Dataset entries:
---
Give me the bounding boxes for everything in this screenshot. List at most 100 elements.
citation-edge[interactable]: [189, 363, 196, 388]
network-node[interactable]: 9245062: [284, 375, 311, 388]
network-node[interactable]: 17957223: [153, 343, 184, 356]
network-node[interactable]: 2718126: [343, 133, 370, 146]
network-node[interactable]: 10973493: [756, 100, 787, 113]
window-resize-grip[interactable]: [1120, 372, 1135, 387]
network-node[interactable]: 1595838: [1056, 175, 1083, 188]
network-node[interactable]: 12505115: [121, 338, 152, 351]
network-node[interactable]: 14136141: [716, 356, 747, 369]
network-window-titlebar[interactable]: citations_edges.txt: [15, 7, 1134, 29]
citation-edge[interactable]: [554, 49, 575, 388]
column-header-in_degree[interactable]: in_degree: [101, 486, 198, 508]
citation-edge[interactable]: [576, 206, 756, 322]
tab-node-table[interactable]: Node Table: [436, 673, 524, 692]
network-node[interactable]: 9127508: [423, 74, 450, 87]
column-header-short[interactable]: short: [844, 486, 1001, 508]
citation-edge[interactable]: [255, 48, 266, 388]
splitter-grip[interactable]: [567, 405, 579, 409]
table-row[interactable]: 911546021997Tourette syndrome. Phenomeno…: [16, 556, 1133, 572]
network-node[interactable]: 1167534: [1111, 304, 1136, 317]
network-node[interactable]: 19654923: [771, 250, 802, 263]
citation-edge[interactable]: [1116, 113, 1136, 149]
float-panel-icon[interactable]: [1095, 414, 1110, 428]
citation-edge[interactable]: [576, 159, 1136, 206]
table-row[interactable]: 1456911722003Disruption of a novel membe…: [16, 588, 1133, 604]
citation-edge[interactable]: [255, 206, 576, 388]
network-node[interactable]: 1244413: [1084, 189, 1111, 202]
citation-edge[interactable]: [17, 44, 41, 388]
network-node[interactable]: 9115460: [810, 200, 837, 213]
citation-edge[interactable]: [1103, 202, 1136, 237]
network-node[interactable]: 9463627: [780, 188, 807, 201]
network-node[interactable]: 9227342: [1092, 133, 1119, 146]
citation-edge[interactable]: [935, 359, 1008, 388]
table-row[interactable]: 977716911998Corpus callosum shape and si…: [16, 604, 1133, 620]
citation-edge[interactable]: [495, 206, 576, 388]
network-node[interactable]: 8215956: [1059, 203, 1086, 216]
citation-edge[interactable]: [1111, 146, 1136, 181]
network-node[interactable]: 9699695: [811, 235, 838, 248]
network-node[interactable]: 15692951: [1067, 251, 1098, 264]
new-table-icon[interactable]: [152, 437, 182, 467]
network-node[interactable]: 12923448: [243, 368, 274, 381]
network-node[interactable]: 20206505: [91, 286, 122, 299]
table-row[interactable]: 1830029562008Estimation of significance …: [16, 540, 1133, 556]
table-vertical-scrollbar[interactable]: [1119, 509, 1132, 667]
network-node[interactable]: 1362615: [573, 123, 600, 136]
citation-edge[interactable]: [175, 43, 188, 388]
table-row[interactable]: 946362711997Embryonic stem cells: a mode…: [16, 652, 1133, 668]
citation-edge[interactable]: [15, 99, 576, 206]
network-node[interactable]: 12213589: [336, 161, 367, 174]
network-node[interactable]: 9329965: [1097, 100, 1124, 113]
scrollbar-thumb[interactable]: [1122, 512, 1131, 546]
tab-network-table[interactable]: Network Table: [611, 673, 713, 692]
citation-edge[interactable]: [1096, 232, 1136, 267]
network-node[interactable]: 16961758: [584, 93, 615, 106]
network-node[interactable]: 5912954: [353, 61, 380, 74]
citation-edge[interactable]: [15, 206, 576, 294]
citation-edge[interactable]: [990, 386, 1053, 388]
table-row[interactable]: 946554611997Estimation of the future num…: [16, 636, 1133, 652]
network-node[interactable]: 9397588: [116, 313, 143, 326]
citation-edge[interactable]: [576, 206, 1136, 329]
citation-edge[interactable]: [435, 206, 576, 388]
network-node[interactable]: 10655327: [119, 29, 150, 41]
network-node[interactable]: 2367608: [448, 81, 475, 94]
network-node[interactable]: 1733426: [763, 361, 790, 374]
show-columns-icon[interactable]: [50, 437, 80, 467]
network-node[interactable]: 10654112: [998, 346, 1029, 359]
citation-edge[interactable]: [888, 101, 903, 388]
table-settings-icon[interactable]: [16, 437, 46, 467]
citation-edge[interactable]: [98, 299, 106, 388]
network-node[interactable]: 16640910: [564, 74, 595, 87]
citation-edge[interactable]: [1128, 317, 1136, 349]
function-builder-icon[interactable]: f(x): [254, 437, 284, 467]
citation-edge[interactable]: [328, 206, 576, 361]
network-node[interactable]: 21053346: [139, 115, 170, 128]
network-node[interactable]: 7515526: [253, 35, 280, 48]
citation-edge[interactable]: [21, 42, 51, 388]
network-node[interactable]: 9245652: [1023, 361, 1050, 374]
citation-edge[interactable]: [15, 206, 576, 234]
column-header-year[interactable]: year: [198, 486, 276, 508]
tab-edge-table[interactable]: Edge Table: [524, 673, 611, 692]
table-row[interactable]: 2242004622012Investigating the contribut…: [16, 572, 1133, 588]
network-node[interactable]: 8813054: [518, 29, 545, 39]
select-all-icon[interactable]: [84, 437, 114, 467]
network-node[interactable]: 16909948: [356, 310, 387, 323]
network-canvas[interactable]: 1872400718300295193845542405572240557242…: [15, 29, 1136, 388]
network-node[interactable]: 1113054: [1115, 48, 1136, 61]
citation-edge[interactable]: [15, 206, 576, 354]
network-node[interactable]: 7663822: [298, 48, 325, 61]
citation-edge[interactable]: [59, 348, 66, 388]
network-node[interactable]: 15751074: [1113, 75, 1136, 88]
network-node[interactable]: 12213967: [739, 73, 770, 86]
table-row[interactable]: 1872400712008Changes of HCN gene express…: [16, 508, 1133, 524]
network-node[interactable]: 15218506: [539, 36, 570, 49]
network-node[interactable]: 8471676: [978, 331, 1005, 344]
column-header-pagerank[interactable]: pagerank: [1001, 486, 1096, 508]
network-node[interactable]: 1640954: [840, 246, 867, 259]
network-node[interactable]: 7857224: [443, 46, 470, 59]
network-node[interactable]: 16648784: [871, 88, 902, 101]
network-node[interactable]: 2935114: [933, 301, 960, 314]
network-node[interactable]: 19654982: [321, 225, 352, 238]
---
Your task is to copy all of the entries exactly.

Output for this task ▸
Give me the bounding boxes for everything in this screenshot. List at most 100 elements.
citation-edge[interactable]: [189, 363, 196, 388]
network-node[interactable]: 9245062: [284, 375, 311, 388]
network-node[interactable]: 17957223: [153, 343, 184, 356]
network-node[interactable]: 2718126: [343, 133, 370, 146]
network-node[interactable]: 10973493: [756, 100, 787, 113]
window-resize-grip[interactable]: [1120, 372, 1135, 387]
network-node[interactable]: 1595838: [1056, 175, 1083, 188]
network-node[interactable]: 12505115: [121, 338, 152, 351]
network-node[interactable]: 14136141: [716, 356, 747, 369]
network-window-titlebar[interactable]: citations_edges.txt: [15, 7, 1134, 29]
citation-edge[interactable]: [554, 49, 575, 388]
column-header-in_degree[interactable]: in_degree: [101, 486, 198, 508]
citation-edge[interactable]: [576, 206, 756, 322]
tab-node-table[interactable]: Node Table: [436, 673, 524, 692]
network-node[interactable]: 9127508: [423, 74, 450, 87]
column-header-short[interactable]: short: [844, 486, 1001, 508]
citation-edge[interactable]: [255, 48, 266, 388]
splitter-grip[interactable]: [567, 405, 579, 409]
table-row[interactable]: 911546021997Tourette syndrome. Phenomeno…: [16, 556, 1133, 572]
network-node[interactable]: 1167534: [1111, 304, 1136, 317]
network-node[interactable]: 19654923: [771, 250, 802, 263]
citation-edge[interactable]: [1116, 113, 1136, 149]
float-panel-icon[interactable]: [1095, 414, 1110, 428]
citation-edge[interactable]: [576, 159, 1136, 206]
table-row[interactable]: 1456911722003Disruption of a novel membe…: [16, 588, 1133, 604]
citation-edge[interactable]: [255, 206, 576, 388]
network-node[interactable]: 1244413: [1084, 189, 1111, 202]
citation-edge[interactable]: [17, 44, 41, 388]
network-node[interactable]: 9115460: [810, 200, 837, 213]
citation-edge[interactable]: [1103, 202, 1136, 237]
network-node[interactable]: 9463627: [780, 188, 807, 201]
network-node[interactable]: 9227342: [1092, 133, 1119, 146]
citation-edge[interactable]: [935, 359, 1008, 388]
table-row[interactable]: 977716911998Corpus callosum shape and si…: [16, 604, 1133, 620]
citation-edge[interactable]: [495, 206, 576, 388]
network-node[interactable]: 8215956: [1059, 203, 1086, 216]
citation-edge[interactable]: [1111, 146, 1136, 181]
network-node[interactable]: 9699695: [811, 235, 838, 248]
network-node[interactable]: 15692951: [1067, 251, 1098, 264]
new-table-icon[interactable]: [152, 437, 182, 467]
network-node[interactable]: 12923448: [243, 368, 274, 381]
network-node[interactable]: 20206505: [91, 286, 122, 299]
table-row[interactable]: 1830029562008Estimation of significance …: [16, 540, 1133, 556]
table-vertical-scrollbar[interactable]: [1119, 509, 1132, 667]
network-node[interactable]: 1362615: [573, 123, 600, 136]
citation-edge[interactable]: [175, 43, 188, 388]
table-row[interactable]: 946362711997Embryonic stem cells: a mode…: [16, 652, 1133, 668]
citation-edge[interactable]: [15, 99, 576, 206]
network-node[interactable]: 12213589: [336, 161, 367, 174]
network-node[interactable]: 9329965: [1097, 100, 1124, 113]
scrollbar-thumb[interactable]: [1122, 512, 1131, 546]
tab-network-table[interactable]: Network Table: [611, 673, 713, 692]
citation-edge[interactable]: [1096, 232, 1136, 267]
network-node[interactable]: 16961758: [584, 93, 615, 106]
network-node[interactable]: 5912954: [353, 61, 380, 74]
citation-edge[interactable]: [15, 206, 576, 294]
citation-edge[interactable]: [990, 386, 1053, 388]
table-row[interactable]: 946554611997Estimation of the future num…: [16, 636, 1133, 652]
network-node[interactable]: 9397588: [116, 313, 143, 326]
citation-edge[interactable]: [576, 206, 1136, 329]
citation-edge[interactable]: [435, 206, 576, 388]
network-node[interactable]: 10655327: [119, 29, 150, 41]
network-node[interactable]: 2367608: [448, 81, 475, 94]
network-node[interactable]: 1733426: [763, 361, 790, 374]
show-columns-icon[interactable]: [50, 437, 80, 467]
network-node[interactable]: 10654112: [998, 346, 1029, 359]
citation-edge[interactable]: [888, 101, 903, 388]
table-settings-icon[interactable]: [16, 437, 46, 467]
citation-edge[interactable]: [98, 299, 106, 388]
network-node[interactable]: 16640910: [564, 74, 595, 87]
citation-edge[interactable]: [1128, 317, 1136, 349]
function-builder-icon[interactable]: f(x): [254, 437, 284, 467]
citation-edge[interactable]: [328, 206, 576, 361]
network-node[interactable]: 21053346: [139, 115, 170, 128]
network-node[interactable]: 7515526: [253, 35, 280, 48]
citation-edge[interactable]: [21, 42, 51, 388]
network-node[interactable]: 9245652: [1023, 361, 1050, 374]
citation-edge[interactable]: [15, 206, 576, 234]
column-header-year[interactable]: year: [198, 486, 276, 508]
tab-edge-table[interactable]: Edge Table: [524, 673, 611, 692]
table-row[interactable]: 2242004622012Investigating the contribut…: [16, 572, 1133, 588]
network-node[interactable]: 8813054: [518, 29, 545, 39]
select-all-icon[interactable]: [84, 437, 114, 467]
network-node[interactable]: 16909948: [356, 310, 387, 323]
network-canvas[interactable]: 1872400718300295193845542405572240557242…: [15, 29, 1136, 388]
network-node[interactable]: 1113054: [1115, 48, 1136, 61]
citation-edge[interactable]: [15, 206, 576, 354]
network-node[interactable]: 7663822: [298, 48, 325, 61]
citation-edge[interactable]: [59, 348, 66, 388]
network-node[interactable]: 15751074: [1113, 75, 1136, 88]
network-node[interactable]: 12213967: [739, 73, 770, 86]
table-row[interactable]: 1872400712008Changes of HCN gene express…: [16, 508, 1133, 524]
network-node[interactable]: 15218506: [539, 36, 570, 49]
network-node[interactable]: 8471676: [978, 331, 1005, 344]
column-header-pagerank[interactable]: pagerank: [1001, 486, 1096, 508]
network-node[interactable]: 1640954: [840, 246, 867, 259]
network-node[interactable]: 7857224: [443, 46, 470, 59]
network-node[interactable]: 16648784: [871, 88, 902, 101]
network-node[interactable]: 2935114: [933, 301, 960, 314]
network-node[interactable]: 19654982: [321, 225, 352, 238]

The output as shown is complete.